--- start Data records ---

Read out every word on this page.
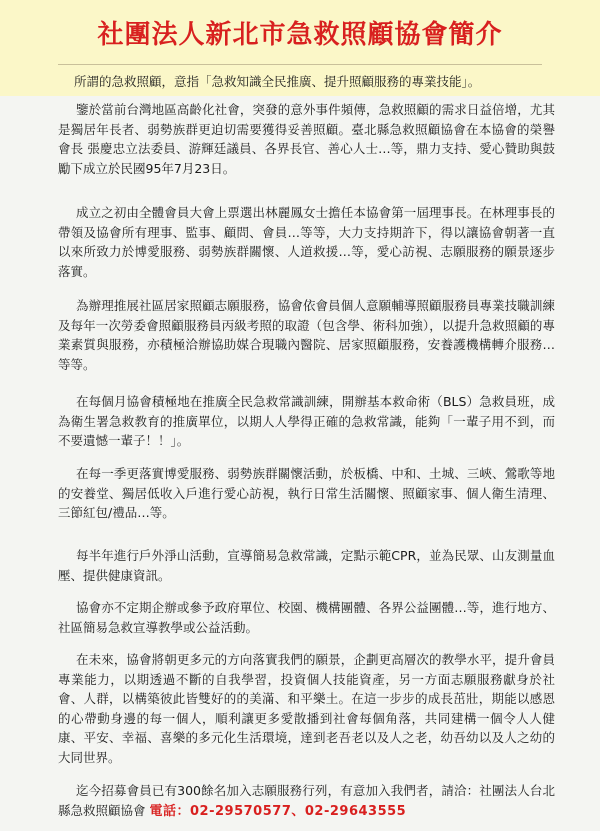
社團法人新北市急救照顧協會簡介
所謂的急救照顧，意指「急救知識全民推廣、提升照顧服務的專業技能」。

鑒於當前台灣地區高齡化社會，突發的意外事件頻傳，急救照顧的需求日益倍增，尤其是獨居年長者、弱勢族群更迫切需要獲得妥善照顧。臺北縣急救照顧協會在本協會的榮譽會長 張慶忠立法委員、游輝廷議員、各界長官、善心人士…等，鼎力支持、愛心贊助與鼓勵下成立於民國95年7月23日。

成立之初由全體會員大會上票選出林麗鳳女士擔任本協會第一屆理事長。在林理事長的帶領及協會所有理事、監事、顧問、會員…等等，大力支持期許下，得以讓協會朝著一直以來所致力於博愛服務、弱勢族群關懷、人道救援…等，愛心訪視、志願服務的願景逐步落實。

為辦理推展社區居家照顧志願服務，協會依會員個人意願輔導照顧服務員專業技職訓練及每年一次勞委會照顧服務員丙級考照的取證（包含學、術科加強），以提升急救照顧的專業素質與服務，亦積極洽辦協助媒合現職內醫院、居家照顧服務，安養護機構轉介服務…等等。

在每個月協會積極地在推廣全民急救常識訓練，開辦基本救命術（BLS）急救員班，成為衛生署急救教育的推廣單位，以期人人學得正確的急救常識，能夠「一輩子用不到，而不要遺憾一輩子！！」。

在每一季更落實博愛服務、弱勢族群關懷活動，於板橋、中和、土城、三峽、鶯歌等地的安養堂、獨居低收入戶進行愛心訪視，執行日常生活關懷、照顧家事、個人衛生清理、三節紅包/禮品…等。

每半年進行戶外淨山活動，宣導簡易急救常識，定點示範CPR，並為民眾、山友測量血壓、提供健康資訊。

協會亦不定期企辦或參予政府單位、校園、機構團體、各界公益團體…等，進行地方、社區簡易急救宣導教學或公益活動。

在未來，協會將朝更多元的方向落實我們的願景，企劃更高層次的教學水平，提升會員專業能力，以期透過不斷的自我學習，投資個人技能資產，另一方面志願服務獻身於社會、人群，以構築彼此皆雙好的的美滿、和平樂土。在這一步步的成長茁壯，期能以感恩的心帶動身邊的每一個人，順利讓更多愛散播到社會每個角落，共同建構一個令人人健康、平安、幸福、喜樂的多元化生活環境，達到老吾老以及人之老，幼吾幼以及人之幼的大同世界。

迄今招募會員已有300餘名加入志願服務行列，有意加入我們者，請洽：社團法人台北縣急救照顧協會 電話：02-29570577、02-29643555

--- end Data records ---
--- start Data records ---

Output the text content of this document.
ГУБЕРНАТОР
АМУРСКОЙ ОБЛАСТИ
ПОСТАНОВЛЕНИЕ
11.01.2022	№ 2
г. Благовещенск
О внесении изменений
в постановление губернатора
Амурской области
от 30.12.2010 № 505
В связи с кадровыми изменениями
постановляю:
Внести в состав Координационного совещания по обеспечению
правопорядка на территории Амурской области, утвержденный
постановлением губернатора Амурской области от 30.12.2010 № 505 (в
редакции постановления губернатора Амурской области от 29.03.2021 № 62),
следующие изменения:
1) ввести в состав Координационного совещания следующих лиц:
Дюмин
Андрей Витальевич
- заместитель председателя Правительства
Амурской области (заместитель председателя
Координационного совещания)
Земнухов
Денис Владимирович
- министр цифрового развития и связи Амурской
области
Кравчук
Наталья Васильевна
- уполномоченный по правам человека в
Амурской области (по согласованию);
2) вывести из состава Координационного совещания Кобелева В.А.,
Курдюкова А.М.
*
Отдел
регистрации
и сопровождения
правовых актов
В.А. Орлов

--- end Data records ---

## Directive
Where a line in the entries holds the word "Координационного", copy that line.

## Solved exercise
Внести в состав Координационного совещания по обеспечению
1) ввести в состав Координационного совещания следующих лиц:
Координационного совещания)
2) вывести из состава Координационного совещания Кобелева В.А.,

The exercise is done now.